Determine the number of lines where "Adventure" occurs and reply with that number by itself.

(Recorded data)
-.-.-

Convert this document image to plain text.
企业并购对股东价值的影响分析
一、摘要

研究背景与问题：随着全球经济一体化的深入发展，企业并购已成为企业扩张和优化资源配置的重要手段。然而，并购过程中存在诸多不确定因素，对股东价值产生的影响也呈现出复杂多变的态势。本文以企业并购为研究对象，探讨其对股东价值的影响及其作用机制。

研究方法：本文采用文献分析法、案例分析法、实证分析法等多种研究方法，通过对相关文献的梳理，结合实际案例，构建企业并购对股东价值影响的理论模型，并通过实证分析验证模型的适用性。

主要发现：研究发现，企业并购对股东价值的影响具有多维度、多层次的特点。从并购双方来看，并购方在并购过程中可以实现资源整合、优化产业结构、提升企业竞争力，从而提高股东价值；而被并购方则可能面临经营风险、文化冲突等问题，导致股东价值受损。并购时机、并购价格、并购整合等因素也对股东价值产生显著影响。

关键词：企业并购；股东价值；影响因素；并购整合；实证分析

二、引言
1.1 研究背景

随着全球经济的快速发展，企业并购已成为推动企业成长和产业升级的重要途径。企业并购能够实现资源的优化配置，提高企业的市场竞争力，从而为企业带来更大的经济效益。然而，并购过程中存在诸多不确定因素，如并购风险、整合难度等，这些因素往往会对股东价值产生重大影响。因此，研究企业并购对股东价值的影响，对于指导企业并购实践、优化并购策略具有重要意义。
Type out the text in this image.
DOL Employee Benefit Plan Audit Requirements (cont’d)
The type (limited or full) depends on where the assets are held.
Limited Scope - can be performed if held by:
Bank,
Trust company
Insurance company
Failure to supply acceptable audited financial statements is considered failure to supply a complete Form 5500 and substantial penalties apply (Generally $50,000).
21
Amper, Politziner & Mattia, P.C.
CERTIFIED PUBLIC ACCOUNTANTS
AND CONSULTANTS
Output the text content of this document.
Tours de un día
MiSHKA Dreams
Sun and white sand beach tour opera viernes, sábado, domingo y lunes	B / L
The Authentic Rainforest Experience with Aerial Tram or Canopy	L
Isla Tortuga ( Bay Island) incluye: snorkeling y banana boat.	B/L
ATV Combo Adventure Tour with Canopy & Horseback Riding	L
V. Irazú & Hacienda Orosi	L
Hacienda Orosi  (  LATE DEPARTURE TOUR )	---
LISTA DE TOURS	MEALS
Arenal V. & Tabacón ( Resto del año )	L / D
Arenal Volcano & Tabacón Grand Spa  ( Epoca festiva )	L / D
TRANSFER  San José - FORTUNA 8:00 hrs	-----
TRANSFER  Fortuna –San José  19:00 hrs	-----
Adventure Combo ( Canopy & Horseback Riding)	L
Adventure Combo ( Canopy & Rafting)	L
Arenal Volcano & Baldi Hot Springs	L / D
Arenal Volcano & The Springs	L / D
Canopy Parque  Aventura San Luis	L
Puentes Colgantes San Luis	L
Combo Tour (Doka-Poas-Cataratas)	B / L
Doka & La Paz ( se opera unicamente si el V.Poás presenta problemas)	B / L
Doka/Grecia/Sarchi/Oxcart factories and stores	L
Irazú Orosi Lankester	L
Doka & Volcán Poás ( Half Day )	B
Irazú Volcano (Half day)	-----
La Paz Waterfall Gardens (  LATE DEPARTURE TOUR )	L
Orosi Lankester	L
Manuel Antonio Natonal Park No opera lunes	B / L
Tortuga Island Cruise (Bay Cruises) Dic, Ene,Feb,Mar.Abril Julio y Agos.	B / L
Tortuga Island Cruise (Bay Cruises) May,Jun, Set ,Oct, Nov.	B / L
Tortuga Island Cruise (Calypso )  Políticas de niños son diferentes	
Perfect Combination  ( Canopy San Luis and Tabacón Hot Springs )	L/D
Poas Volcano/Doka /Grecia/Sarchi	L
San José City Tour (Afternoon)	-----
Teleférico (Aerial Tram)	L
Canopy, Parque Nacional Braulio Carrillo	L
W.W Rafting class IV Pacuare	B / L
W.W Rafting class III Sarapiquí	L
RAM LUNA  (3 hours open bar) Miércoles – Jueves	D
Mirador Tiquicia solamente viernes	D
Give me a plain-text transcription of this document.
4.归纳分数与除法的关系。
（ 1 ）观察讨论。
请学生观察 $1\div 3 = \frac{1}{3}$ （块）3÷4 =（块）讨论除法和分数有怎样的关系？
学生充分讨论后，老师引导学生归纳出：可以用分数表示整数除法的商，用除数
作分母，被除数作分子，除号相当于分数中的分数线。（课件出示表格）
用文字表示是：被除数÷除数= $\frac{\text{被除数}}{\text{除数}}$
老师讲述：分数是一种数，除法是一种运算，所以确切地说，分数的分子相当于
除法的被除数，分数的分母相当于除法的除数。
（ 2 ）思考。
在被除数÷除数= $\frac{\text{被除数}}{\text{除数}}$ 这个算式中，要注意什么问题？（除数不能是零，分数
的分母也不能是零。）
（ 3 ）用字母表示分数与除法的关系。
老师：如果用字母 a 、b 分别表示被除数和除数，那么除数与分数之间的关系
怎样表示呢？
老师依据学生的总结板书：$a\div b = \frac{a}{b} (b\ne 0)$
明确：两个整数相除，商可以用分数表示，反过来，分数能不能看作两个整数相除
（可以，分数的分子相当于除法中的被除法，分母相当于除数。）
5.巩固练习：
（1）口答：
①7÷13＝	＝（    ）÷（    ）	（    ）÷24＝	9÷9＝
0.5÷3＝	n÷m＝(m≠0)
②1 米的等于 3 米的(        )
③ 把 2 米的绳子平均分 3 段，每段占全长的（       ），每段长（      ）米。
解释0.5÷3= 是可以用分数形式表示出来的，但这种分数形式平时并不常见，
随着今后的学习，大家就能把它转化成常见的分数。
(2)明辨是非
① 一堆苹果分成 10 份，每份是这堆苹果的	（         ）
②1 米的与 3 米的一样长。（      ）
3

-.-.-

- [Result of this task]
3